▶ _THE TASK_
The records that follow need to be output exactly as they are.

▶ _MATERIAL PROVIDED_
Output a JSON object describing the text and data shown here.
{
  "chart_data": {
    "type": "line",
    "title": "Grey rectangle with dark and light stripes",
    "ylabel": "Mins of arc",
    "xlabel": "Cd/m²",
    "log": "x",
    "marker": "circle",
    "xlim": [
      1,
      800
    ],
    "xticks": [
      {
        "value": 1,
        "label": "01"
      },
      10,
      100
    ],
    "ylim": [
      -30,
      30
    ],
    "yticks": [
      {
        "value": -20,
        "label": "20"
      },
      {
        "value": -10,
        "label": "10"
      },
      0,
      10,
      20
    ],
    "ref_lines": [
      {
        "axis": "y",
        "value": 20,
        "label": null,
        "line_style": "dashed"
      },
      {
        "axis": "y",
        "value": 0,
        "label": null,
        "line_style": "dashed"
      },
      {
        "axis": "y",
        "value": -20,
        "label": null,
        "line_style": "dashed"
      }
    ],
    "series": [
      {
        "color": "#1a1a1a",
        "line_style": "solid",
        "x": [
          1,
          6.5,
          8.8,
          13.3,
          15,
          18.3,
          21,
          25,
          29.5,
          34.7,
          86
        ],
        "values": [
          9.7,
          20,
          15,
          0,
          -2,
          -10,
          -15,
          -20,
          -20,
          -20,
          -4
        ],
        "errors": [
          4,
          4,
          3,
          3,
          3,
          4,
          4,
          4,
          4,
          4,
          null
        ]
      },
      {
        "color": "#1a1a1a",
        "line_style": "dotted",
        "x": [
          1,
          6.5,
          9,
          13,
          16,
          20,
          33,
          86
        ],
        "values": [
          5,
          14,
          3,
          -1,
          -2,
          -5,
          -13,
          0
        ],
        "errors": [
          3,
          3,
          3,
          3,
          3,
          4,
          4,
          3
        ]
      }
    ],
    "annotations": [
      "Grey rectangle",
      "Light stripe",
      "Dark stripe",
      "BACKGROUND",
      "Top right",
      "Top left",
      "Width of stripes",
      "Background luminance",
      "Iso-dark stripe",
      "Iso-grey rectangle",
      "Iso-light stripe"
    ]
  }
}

▶ _CORRECT RESPONSE_
Output a JSON object describing the text and data shown here.
{
  "chart_data": {
    "type": "line",
    "title": "Grey rectangle with dark and light stripes",
    "ylabel": "Mins of arc",
    "xlabel": "Cd/m²",
    "log": "x",
    "marker": "circle",
    "xlim": [
      1,
      800
    ],
    "xticks": [
      {
        "value": 1,
        "label": "01"
      },
      10,
      100
    ],
    "ylim": [
      -30,
      30
    ],
    "yticks": [
      {
        "value": -20,
        "label": "20"
      },
      {
        "value": -10,
        "label": "10"
      },
      0,
      10,
      20
    ],
    "ref_lines": [
      {
        "axis": "y",
        "value": 20,
        "label": null,
        "line_style": "dashed"
      },
      {
        "axis": "y",
        "value": 0,
        "label": null,
        "line_style": "dashed"
      },
      {
        "axis": "y",
        "value": -20,
        "label": null,
        "line_style": "dashed"
      }
    ],
    "series": [
      {
        "color": "#1a1a1a",
        "line_style": "solid",
        "x": [
          1,
          6.5,
          8.8,
          13.3,
          15,
          18.3,
          21,
          25,
          29.5,
          34.7,
          86
        ],
        "values": [
          9.7,
          20,
          15,
          0,
          -2,
          -10,
          -15,
          -20,
          -20,
          -20,
          -4
        ],
        "errors": [
          4,
          4,
          3,
          3,
          3,
          4,
          4,
          4,
          4,
          4,
          null
        ]
      },
      {
        "color": "#1a1a1a",
        "line_style": "dotted",
        "x": [
          1,
          6.5,
          9,
          13,
          16,
          20,
          33,
          86
        ],
        "values": [
          5,
          14,
          3,
          -1,
          -2,
          -5,
          -13,
          0
        ],
        "errors": [
          3,
          3,
          3,
          3,
          3,
          4,
          4,
          3
        ]
      }
    ],
    "annotations": [
      "Grey rectangle",
      "Light stripe",
      "Dark stripe",
      "BACKGROUND",
      "Top right",
      "Top left",
      "Width of stripes",
      "Background luminance",
      "Iso-dark stripe",
      "Iso-grey rectangle",
      "Iso-light stripe"
    ]
  }
}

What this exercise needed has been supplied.